(Records contained in a dataset)
-- Begin --
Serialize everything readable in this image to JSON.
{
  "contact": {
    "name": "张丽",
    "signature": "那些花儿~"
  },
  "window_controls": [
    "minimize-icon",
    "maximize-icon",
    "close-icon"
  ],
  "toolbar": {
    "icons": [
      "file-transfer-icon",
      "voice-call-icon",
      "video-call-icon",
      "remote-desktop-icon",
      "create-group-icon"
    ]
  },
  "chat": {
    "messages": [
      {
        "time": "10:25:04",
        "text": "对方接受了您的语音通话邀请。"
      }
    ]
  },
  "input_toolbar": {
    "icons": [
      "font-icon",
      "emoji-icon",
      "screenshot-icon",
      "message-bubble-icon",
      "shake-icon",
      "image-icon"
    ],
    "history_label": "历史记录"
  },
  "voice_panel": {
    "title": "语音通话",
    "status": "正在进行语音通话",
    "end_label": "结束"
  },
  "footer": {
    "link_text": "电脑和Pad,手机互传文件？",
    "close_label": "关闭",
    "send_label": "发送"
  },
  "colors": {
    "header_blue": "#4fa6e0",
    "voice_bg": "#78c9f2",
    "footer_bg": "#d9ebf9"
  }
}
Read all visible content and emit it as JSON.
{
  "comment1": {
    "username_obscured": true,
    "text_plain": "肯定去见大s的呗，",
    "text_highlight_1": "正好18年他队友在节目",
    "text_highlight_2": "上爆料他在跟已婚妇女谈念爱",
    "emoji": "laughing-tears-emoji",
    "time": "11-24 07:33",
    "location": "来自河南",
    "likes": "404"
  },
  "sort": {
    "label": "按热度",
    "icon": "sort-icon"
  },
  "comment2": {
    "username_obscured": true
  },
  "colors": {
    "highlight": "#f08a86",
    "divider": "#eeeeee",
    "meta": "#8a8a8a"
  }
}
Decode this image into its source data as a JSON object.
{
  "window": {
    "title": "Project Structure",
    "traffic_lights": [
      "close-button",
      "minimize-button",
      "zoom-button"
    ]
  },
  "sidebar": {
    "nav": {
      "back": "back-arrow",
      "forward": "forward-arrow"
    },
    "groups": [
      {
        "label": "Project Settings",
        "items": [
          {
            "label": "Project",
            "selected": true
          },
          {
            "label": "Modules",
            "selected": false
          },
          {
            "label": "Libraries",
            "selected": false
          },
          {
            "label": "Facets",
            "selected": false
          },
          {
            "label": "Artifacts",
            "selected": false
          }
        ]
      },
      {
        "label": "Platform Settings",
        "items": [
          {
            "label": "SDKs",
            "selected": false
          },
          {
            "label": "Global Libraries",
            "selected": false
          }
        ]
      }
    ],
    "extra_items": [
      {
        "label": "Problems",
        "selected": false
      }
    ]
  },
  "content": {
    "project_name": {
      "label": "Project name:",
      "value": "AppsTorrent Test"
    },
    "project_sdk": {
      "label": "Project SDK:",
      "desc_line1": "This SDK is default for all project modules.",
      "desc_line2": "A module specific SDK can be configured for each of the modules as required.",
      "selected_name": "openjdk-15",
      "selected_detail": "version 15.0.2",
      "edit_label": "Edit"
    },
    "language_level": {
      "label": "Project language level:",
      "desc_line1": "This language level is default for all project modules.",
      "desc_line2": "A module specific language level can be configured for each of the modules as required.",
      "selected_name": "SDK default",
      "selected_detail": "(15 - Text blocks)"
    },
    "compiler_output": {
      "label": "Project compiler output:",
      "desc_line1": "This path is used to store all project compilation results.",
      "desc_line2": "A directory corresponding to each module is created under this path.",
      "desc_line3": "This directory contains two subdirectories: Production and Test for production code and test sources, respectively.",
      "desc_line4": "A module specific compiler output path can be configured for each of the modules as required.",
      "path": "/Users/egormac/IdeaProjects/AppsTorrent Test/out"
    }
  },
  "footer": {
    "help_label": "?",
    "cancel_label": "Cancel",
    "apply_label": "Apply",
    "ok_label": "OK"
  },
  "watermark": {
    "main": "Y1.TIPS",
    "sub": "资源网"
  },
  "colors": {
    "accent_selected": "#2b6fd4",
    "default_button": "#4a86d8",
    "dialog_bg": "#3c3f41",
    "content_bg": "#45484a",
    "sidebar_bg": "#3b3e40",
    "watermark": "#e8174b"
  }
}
-- End --
Write out every record, exactly as written.

### Solved problem
Serialize everything readable in this image to JSON.
{
  "contact": {
    "name": "张丽",
    "signature": "那些花儿~"
  },
  "window_controls": [
    "minimize-icon",
    "maximize-icon",
    "close-icon"
  ],
  "toolbar": {
    "icons": [
      "file-transfer-icon",
      "voice-call-icon",
      "video-call-icon",
      "remote-desktop-icon",
      "create-group-icon"
    ]
  },
  "chat": {
    "messages": [
      {
        "time": "10:25:04",
        "text": "对方接受了您的语音通话邀请。"
      }
    ]
  },
  "input_toolbar": {
    "icons": [
      "font-icon",
      "emoji-icon",
      "screenshot-icon",
      "message-bubble-icon",
      "shake-icon",
      "image-icon"
    ],
    "history_label": "历史记录"
  },
  "voice_panel": {
    "title": "语音通话",
    "status": "正在进行语音通话",
    "end_label": "结束"
  },
  "footer": {
    "link_text": "电脑和Pad,手机互传文件？",
    "close_label": "关闭",
    "send_label": "发送"
  },
  "colors": {
    "header_blue": "#4fa6e0",
    "voice_bg": "#78c9f2",
    "footer_bg": "#d9ebf9"
  }
}
Read all visible content and emit it as JSON.
{
  "comment1": {
    "username_obscured": true,
    "text_plain": "肯定去见大s的呗，",
    "text_highlight_1": "正好18年他队友在节目",
    "text_highlight_2": "上爆料他在跟已婚妇女谈念爱",
    "emoji": "laughing-tears-emoji",
    "time": "11-24 07:33",
    "location": "来自河南",
    "likes": "404"
  },
  "sort": {
    "label": "按热度",
    "icon": "sort-icon"
  },
  "comment2": {
    "username_obscured": true
  },
  "colors": {
    "highlight": "#f08a86",
    "divider": "#eeeeee",
    "meta": "#8a8a8a"
  }
}
Decode this image into its source data as a JSON object.
{
  "window": {
    "title": "Project Structure",
    "traffic_lights": [
      "close-button",
      "minimize-button",
      "zoom-button"
    ]
  },
  "sidebar": {
    "nav": {
      "back": "back-arrow",
      "forward": "forward-arrow"
    },
    "groups": [
      {
        "label": "Project Settings",
        "items": [
          {
            "label": "Project",
            "selected": true
          },
          {
            "label": "Modules",
            "selected": false
          },
          {
            "label": "Libraries",
            "selected": false
          },
          {
            "label": "Facets",
            "selected": false
          },
          {
            "label": "Artifacts",
            "selected": false
          }
        ]
      },
      {
        "label": "Platform Settings",
        "items": [
          {
            "label": "SDKs",
            "selected": false
          },
          {
            "label": "Global Libraries",
            "selected": false
          }
        ]
      }
    ],
    "extra_items": [
      {
        "label": "Problems",
        "selected": false
      }
    ]
  },
  "content": {
    "project_name": {
      "label": "Project name:",
      "value": "AppsTorrent Test"
    },
    "project_sdk": {
      "label": "Project SDK:",
      "desc_line1": "This SDK is default for all project modules.",
      "desc_line2": "A module specific SDK can be configured for each of the modules as required.",
      "selected_name": "openjdk-15",
      "selected_detail": "version 15.0.2",
      "edit_label": "Edit"
    },
    "language_level": {
      "label": "Project language level:",
      "desc_line1": "This language level is default for all project modules.",
      "desc_line2": "A module specific language level can be configured for each of the modules as required.",
      "selected_name": "SDK default",
      "selected_detail": "(15 - Text blocks)"
    },
    "compiler_output": {
      "label": "Project compiler output:",
      "desc_line1": "This path is used to store all project compilation results.",
      "desc_line2": "A directory corresponding to each module is created under this path.",
      "desc_line3": "This directory contains two subdirectories: Production and Test for production code and test sources, respectively.",
      "desc_line4": "A module specific compiler output path can be configured for each of the modules as required.",
      "path": "/Users/egormac/IdeaProjects/AppsTorrent Test/out"
    }
  },
  "footer": {
    "help_label": "?",
    "cancel_label": "Cancel",
    "apply_label": "Apply",
    "ok_label": "OK"
  },
  "watermark": {
    "main": "Y1.TIPS",
    "sub": "资源网"
  },
  "colors": {
    "accent_selected": "#2b6fd4",
    "default_button": "#4a86d8",
    "dialog_bg": "#3c3f41",
    "content_bg": "#45484a",
    "sidebar_bg": "#3b3e40",
    "watermark": "#e8174b"
  }
}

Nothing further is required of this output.